§ **RECORD EXTRACTS**
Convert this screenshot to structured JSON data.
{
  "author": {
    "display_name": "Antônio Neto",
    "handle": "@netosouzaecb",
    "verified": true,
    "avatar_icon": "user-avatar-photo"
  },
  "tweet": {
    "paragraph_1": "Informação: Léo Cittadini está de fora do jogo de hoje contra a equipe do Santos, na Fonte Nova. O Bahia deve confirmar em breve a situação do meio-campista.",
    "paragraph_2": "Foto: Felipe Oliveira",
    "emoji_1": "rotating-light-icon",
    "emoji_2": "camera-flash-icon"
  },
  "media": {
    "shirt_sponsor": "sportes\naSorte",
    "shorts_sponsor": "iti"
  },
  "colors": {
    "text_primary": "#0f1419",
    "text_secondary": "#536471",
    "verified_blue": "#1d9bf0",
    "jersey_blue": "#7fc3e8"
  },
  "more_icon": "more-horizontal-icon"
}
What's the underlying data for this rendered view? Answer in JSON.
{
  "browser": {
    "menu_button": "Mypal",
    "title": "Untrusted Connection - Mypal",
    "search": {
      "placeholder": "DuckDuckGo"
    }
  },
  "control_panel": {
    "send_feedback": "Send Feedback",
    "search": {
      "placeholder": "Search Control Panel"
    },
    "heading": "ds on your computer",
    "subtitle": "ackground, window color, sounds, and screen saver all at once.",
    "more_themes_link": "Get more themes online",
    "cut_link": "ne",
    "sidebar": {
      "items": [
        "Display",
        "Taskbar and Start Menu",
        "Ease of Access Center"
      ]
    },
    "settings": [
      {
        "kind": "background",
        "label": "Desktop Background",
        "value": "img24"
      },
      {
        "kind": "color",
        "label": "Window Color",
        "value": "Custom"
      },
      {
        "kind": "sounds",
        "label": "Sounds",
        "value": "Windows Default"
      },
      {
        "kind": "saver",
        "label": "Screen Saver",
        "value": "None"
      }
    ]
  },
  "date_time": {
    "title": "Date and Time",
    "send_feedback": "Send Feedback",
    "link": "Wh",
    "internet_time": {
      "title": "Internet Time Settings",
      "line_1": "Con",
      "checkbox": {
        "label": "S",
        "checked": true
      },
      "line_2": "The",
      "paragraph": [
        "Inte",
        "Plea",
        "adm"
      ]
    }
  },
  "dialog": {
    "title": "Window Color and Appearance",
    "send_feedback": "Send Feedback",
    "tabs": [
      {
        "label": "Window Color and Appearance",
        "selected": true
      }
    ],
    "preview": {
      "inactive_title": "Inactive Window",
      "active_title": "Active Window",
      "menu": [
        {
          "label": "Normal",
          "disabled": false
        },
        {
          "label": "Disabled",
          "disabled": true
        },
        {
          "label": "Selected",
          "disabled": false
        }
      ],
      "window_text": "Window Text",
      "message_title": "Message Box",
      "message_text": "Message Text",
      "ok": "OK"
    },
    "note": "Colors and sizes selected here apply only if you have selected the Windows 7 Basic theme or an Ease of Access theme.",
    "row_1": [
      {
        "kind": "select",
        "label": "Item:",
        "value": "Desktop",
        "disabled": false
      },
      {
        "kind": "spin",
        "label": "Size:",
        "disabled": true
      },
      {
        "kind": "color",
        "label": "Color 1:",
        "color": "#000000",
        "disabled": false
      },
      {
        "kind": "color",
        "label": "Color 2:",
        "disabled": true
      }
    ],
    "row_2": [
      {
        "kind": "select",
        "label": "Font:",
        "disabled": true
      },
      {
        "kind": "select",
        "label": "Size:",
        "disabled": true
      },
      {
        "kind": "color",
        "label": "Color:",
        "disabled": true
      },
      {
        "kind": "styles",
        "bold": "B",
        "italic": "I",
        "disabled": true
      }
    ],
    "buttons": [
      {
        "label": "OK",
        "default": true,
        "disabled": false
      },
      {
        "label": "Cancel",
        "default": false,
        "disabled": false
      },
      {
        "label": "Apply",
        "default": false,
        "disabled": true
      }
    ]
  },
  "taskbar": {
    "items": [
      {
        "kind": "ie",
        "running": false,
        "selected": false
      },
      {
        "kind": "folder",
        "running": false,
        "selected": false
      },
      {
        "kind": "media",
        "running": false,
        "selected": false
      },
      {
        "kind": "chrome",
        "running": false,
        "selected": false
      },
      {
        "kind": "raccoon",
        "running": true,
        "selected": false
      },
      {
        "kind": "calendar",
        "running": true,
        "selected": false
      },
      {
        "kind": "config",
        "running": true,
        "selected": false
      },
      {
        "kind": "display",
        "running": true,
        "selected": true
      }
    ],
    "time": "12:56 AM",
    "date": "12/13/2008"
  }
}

§ **PROBLEM**
Exact output of every entry is required.

§ **RESULT**
Convert this screenshot to structured JSON data.
{
  "author": {
    "display_name": "Antônio Neto",
    "handle": "@netosouzaecb",
    "verified": true,
    "avatar_icon": "user-avatar-photo"
  },
  "tweet": {
    "paragraph_1": "Informação: Léo Cittadini está de fora do jogo de hoje contra a equipe do Santos, na Fonte Nova. O Bahia deve confirmar em breve a situação do meio-campista.",
    "paragraph_2": "Foto: Felipe Oliveira",
    "emoji_1": "rotating-light-icon",
    "emoji_2": "camera-flash-icon"
  },
  "media": {
    "shirt_sponsor": "sportes\naSorte",
    "shorts_sponsor": "iti"
  },
  "colors": {
    "text_primary": "#0f1419",
    "text_secondary": "#536471",
    "verified_blue": "#1d9bf0",
    "jersey_blue": "#7fc3e8"
  },
  "more_icon": "more-horizontal-icon"
}
What's the underlying data for this rendered view? Answer in JSON.
{
  "browser": {
    "menu_button": "Mypal",
    "title": "Untrusted Connection - Mypal",
    "search": {
      "placeholder": "DuckDuckGo"
    }
  },
  "control_panel": {
    "send_feedback": "Send Feedback",
    "search": {
      "placeholder": "Search Control Panel"
    },
    "heading": "ds on your computer",
    "subtitle": "ackground, window color, sounds, and screen saver all at once.",
    "more_themes_link": "Get more themes online",
    "cut_link": "ne",
    "sidebar": {
      "items": [
        "Display",
        "Taskbar and Start Menu",
        "Ease of Access Center"
      ]
    },
    "settings": [
      {
        "kind": "background",
        "label": "Desktop Background",
        "value": "img24"
      },
      {
        "kind": "color",
        "label": "Window Color",
        "value": "Custom"
      },
      {
        "kind": "sounds",
        "label": "Sounds",
        "value": "Windows Default"
      },
      {
        "kind": "saver",
        "label": "Screen Saver",
        "value": "None"
      }
    ]
  },
  "date_time": {
    "title": "Date and Time",
    "send_feedback": "Send Feedback",
    "link": "Wh",
    "internet_time": {
      "title": "Internet Time Settings",
      "line_1": "Con",
      "checkbox": {
        "label": "S",
        "checked": true
      },
      "line_2": "The",
      "paragraph": [
        "Inte",
        "Plea",
        "adm"
      ]
    }
  },
  "dialog": {
    "title": "Window Color and Appearance",
    "send_feedback": "Send Feedback",
    "tabs": [
      {
        "label": "Window Color and Appearance",
        "selected": true
      }
    ],
    "preview": {
      "inactive_title": "Inactive Window",
      "active_title": "Active Window",
      "menu": [
        {
          "label": "Normal",
          "disabled": false
        },
        {
          "label": "Disabled",
          "disabled": true
        },
        {
          "label": "Selected",
          "disabled": false
        }
      ],
      "window_text": "Window Text",
      "message_title": "Message Box",
      "message_text": "Message Text",
      "ok": "OK"
    },
    "note": "Colors and sizes selected here apply only if you have selected the Windows 7 Basic theme or an Ease of Access theme.",
    "row_1": [
      {
        "kind": "select",
        "label": "Item:",
        "value": "Desktop",
        "disabled": false
      },
      {
        "kind": "spin",
        "label": "Size:",
        "disabled": true
      },
      {
        "kind": "color",
        "label": "Color 1:",
        "color": "#000000",
        "disabled": false
      },
      {
        "kind": "color",
        "label": "Color 2:",
        "disabled": true
      }
    ],
    "row_2": [
      {
        "kind": "select",
        "label": "Font:",
        "disabled": true
      },
      {
        "kind": "select",
        "label": "Size:",
        "disabled": true
      },
      {
        "kind": "color",
        "label": "Color:",
        "disabled": true
      },
      {
        "kind": "styles",
        "bold": "B",
        "italic": "I",
        "disabled": true
      }
    ],
    "buttons": [
      {
        "label": "OK",
        "default": true,
        "disabled": false
      },
      {
        "label": "Cancel",
        "default": false,
        "disabled": false
      },
      {
        "label": "Apply",
        "default": false,
        "disabled": true
      }
    ]
  },
  "taskbar": {
    "items": [
      {
        "kind": "ie",
        "running": false,
        "selected": false
      },
      {
        "kind": "folder",
        "running": false,
        "selected": false
      },
      {
        "kind": "media",
        "running": false,
        "selected": false
      },
      {
        "kind": "chrome",
        "running": false,
        "selected": false
      },
      {
        "kind": "raccoon",
        "running": true,
        "selected": false
      },
      {
        "kind": "calendar",
        "running": true,
        "selected": false
      },
      {
        "kind": "config",
        "running": true,
        "selected": false
      },
      {
        "kind": "display",
        "running": true,
        "selected": true
      }
    ],
    "time": "12:56 AM",
    "date": "12/13/2008"
  }
}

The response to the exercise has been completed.